-------- Dataset entries --------

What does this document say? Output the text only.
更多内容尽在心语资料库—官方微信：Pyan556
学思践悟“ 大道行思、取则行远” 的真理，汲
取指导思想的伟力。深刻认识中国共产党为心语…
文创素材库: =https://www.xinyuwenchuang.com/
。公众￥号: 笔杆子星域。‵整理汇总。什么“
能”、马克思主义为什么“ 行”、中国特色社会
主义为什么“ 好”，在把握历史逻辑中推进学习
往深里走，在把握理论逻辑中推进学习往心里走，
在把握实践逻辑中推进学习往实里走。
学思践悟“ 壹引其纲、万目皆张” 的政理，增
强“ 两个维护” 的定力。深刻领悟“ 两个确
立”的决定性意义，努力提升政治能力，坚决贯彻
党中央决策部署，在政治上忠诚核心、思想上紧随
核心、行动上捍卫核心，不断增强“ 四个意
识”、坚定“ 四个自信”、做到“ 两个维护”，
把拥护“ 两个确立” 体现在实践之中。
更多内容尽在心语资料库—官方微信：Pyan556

--------

• [Instructions to follow] Each line in the data that holds the string "学思践悟" should be found and copied.

• [Response to this exercise]
学思践悟“ 大道行思、取则行远” 的真理，汲
学思践悟“ 壹引其纲、万目皆张” 的政理，增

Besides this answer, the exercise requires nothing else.